▸ Data lines:
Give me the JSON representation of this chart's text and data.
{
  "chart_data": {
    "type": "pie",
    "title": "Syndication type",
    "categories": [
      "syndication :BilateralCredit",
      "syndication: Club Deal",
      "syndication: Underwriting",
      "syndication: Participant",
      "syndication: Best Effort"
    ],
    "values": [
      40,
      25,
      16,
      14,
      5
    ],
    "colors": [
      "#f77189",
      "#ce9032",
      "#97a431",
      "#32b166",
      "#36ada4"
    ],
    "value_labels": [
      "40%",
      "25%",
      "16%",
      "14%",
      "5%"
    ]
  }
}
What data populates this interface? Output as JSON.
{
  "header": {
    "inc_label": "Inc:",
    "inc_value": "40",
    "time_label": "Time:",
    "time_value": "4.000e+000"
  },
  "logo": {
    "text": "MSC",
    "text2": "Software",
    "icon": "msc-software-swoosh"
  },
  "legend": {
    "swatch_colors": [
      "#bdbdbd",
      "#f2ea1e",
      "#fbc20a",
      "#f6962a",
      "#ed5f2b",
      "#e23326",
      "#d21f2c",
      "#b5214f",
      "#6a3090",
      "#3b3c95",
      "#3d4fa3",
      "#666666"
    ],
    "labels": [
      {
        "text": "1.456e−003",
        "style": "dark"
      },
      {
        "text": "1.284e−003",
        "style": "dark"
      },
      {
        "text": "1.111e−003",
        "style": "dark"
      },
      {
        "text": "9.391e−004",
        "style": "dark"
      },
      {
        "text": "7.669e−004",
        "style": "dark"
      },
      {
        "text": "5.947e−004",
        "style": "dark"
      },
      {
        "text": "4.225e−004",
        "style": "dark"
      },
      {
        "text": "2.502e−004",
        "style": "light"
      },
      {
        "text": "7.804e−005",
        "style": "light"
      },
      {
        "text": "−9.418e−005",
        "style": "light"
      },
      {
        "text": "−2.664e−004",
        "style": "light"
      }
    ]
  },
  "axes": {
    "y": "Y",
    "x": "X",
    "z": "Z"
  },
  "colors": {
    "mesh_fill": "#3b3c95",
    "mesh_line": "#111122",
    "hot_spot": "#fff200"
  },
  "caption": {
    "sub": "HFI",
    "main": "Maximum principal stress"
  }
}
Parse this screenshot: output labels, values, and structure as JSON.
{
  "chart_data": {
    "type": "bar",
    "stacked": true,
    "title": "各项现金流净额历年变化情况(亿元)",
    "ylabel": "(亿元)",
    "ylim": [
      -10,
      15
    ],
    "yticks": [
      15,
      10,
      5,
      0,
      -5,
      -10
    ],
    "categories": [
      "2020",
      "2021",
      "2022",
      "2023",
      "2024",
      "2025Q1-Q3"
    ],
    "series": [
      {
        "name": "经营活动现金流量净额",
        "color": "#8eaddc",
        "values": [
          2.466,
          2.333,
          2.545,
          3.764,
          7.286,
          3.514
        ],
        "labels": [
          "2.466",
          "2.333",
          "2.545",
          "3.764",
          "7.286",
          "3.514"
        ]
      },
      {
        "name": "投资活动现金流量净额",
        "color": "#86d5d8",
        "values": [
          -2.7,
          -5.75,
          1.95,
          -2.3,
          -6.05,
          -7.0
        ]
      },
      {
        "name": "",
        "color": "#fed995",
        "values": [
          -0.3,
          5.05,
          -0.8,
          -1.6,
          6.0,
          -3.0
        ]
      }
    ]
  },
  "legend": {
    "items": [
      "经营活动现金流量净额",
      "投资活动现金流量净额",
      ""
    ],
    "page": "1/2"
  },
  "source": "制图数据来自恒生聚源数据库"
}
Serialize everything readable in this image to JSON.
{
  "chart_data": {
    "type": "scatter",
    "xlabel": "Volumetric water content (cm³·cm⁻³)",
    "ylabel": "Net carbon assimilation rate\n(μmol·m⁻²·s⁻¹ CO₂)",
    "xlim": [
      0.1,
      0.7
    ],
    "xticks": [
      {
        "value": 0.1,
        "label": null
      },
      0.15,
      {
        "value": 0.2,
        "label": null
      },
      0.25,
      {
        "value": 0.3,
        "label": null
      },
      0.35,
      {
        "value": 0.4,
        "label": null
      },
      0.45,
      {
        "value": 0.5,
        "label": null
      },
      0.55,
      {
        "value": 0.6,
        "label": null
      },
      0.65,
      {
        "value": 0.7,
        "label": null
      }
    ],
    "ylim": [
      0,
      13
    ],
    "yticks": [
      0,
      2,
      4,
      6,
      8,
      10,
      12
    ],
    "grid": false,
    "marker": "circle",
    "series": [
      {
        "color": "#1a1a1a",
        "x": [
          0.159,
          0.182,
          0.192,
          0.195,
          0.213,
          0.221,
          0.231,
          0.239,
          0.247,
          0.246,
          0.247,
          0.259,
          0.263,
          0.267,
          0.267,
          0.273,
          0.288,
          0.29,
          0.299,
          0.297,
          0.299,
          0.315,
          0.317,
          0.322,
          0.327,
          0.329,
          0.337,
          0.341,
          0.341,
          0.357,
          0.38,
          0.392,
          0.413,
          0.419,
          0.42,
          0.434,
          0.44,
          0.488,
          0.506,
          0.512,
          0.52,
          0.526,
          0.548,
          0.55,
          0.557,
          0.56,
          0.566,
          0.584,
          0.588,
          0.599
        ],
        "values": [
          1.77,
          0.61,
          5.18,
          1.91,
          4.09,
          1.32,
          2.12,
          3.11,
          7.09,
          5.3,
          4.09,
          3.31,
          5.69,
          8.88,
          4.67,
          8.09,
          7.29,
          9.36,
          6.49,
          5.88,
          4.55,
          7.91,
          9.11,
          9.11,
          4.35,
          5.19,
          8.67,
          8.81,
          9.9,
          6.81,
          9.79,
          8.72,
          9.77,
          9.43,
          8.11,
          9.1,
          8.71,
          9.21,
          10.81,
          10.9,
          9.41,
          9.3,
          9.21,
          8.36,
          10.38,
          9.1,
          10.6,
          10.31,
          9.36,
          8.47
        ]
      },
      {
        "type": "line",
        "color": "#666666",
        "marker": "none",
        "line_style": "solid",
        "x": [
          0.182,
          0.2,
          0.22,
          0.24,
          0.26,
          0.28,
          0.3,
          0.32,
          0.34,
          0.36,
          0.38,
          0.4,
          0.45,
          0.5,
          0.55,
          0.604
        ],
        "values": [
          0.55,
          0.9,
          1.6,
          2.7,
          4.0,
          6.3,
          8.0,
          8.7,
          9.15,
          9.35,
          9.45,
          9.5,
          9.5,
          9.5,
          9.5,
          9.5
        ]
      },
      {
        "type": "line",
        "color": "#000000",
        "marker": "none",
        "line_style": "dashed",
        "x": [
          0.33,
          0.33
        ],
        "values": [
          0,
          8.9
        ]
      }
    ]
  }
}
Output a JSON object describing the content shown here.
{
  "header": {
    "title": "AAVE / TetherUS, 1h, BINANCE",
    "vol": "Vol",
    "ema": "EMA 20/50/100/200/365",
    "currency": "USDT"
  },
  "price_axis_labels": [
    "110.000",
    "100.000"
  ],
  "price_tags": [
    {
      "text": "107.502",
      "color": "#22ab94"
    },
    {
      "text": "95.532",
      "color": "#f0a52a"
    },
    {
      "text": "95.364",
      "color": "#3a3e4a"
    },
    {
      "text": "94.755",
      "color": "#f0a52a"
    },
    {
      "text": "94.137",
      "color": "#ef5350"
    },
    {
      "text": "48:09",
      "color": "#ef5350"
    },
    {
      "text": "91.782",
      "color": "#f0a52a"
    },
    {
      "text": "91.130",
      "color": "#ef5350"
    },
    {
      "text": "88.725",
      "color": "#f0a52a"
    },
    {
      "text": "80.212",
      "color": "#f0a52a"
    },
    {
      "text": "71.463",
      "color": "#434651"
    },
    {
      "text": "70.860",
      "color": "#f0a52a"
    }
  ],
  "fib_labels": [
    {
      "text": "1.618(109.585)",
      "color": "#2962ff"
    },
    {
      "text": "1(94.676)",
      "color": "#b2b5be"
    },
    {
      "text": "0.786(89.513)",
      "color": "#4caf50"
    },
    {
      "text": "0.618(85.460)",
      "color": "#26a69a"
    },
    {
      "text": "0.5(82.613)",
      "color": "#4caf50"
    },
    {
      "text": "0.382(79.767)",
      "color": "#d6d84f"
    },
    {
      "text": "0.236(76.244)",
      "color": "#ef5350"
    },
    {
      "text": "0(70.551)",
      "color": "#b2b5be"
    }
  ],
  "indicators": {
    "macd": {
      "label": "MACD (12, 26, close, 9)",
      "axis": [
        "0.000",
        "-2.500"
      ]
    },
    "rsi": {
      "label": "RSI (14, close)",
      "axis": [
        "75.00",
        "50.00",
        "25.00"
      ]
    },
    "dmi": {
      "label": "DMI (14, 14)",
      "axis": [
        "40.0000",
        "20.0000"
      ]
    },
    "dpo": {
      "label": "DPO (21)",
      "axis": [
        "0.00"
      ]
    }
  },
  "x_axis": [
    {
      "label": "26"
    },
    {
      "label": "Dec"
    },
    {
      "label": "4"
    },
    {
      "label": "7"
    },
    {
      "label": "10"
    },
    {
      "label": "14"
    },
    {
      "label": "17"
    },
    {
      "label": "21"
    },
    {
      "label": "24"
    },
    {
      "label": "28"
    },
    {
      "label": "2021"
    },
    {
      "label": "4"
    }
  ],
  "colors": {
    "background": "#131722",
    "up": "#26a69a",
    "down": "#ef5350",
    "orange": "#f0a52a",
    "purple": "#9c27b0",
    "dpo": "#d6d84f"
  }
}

▸ What the exercise asks:
Report the number of lines in the listing above that include the word "this", and nothing else.

▸ Reply to the exercise:
4